__Fragment tekstu__
....................
Dzień później, starostwo
Pierwsze zdziwienie w starostwie było takie, że po jakiego licha odesłano mnie do nich, skoro oni nie mają kompetencji aby zmieniać warunki zabudowy które gmina sama ustaliła ani tym bardziej przenosić je z jednego właściciela na innego. To należy do kompetencji GMINY!
Drugie zdziwienie, co za głupot mi nagadali. Rzeczywiście wszedł przepis odnośnie zjazdu z drogi publicznej, że max 50m ale dotyczy tylko gruntów chronionych np. „Natura 2000” lub w parkach krajobrazowych itp., ponadto gdyby nawet moja działka podlegała temu przepisowi to zawsze gmina mogłaby przejąć od nas naszą drogę wewnętrzną co automatycznie uczyniło by ją publiczną i po temacie. Ale gminy (nie tylko moja) nie są chętne takich rozwiązań ze względu na to że wówczas to na nich spoczywałby obowiązek dbania o tę drogę (utwardzenie, oświetlenie, odśnieżanie itd.)
CDN.

Pozdrawiam Tomek

----------


## Konrad Podgórski

Dodaję do subskrybcji, czytając trochę się czuję jak by to było o mnie z tymi dobrymi zmianami  :smile:

----------


## sebcioc55

Witam  :welcome: 
ach ten porządek i kompetencje...., większość urzędów nimi ocieka  :cool:

----------


## MeArek

To samo mam z podatkiem. Mój sąsiad płaci a ja nie. Działka sąsiada używana na razie rekreacyjnie tak jak moja na początku. Jak byłem w urzędzie pytać czemu, to pani powiedziała ,że ziemia v klasy. A jak mówię ,że sąsiad ma taką samą to głupio się uśmiecha i mówi: jak geodeta odbierze dom to będzie pan płacił. Nie do ogarnięcia.

----------


## sebcioc55

> To samo mam z podatkiem. Mój sąsiad płaci a ja nie. Działka sąsiada używana na razie rekreacyjnie tak jak moja na początku. Jak byłem w urzędzie pytać czemu, to pani powiedziała ,że ziemia v klasy. A jak mówię ,że sąsiad ma taką samą to głupio się uśmiecha i mówi: jak geodeta odbierze dom to będzie pan płacił. Nie do ogarnięcia.
....................
__Treść zadania__
Przepisz dokładnie z fragmentu tekstu część od słów „Dzień później, starostwo” do słów „do kompetencji GMINY!”, łącznie z nimi. Dane zamieszczone niżej nie są potrzebne do wykonania zadania.

__Dostarczone dane__
....................
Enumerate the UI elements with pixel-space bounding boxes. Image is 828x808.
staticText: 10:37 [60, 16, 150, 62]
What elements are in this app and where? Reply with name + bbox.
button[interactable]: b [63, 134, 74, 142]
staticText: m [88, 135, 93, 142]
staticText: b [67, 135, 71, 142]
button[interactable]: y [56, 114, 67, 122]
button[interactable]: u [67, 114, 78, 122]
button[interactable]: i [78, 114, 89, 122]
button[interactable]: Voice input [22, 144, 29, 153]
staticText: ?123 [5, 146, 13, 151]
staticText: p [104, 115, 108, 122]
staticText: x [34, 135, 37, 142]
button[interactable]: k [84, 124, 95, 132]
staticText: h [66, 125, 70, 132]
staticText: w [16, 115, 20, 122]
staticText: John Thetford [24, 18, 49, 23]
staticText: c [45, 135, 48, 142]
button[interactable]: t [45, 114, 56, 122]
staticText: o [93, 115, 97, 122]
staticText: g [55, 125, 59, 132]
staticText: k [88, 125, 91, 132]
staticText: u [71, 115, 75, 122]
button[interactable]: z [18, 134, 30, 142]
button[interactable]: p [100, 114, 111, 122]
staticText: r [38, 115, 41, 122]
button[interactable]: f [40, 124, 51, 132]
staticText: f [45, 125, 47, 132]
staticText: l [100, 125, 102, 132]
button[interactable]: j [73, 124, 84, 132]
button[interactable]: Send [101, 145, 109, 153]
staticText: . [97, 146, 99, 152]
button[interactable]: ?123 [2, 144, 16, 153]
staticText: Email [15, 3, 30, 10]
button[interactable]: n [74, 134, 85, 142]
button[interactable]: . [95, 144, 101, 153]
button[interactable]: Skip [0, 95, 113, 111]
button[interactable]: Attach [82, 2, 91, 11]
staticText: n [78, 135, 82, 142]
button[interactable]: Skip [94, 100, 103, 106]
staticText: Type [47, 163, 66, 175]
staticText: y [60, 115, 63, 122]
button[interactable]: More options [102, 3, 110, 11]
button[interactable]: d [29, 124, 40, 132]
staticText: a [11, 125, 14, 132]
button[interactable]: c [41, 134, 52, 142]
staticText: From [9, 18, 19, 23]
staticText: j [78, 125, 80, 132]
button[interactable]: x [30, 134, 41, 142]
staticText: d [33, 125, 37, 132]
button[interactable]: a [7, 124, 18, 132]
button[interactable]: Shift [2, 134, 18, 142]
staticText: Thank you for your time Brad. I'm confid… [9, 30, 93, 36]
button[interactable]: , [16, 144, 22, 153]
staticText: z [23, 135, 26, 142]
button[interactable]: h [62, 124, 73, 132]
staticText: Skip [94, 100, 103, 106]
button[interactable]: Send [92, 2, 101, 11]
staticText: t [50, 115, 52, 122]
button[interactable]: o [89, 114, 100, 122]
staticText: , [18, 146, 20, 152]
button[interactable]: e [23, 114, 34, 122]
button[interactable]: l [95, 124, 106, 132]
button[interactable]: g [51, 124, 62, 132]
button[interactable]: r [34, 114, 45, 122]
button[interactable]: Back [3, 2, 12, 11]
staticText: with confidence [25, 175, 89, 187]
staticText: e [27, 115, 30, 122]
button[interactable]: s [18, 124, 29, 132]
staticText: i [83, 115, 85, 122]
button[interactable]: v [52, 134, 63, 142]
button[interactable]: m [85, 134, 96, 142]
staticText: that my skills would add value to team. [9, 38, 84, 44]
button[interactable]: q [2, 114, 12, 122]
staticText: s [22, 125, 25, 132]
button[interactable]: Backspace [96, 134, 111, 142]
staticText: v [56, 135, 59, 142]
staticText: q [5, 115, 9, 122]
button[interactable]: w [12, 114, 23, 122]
....................
__Rozwiązanie zadania__
Dzień później, starostwo
Pierwsze zdziwienie w starostwie było takie, że po jakiego licha odesłano mnie do nich, skoro oni nie mają kompetencji aby zmieniać warunki zabudowy które gmina sama ustaliła ani tym bardziej przenosić je z jednego właściciela na innego. To należy do kompetencji GMINY!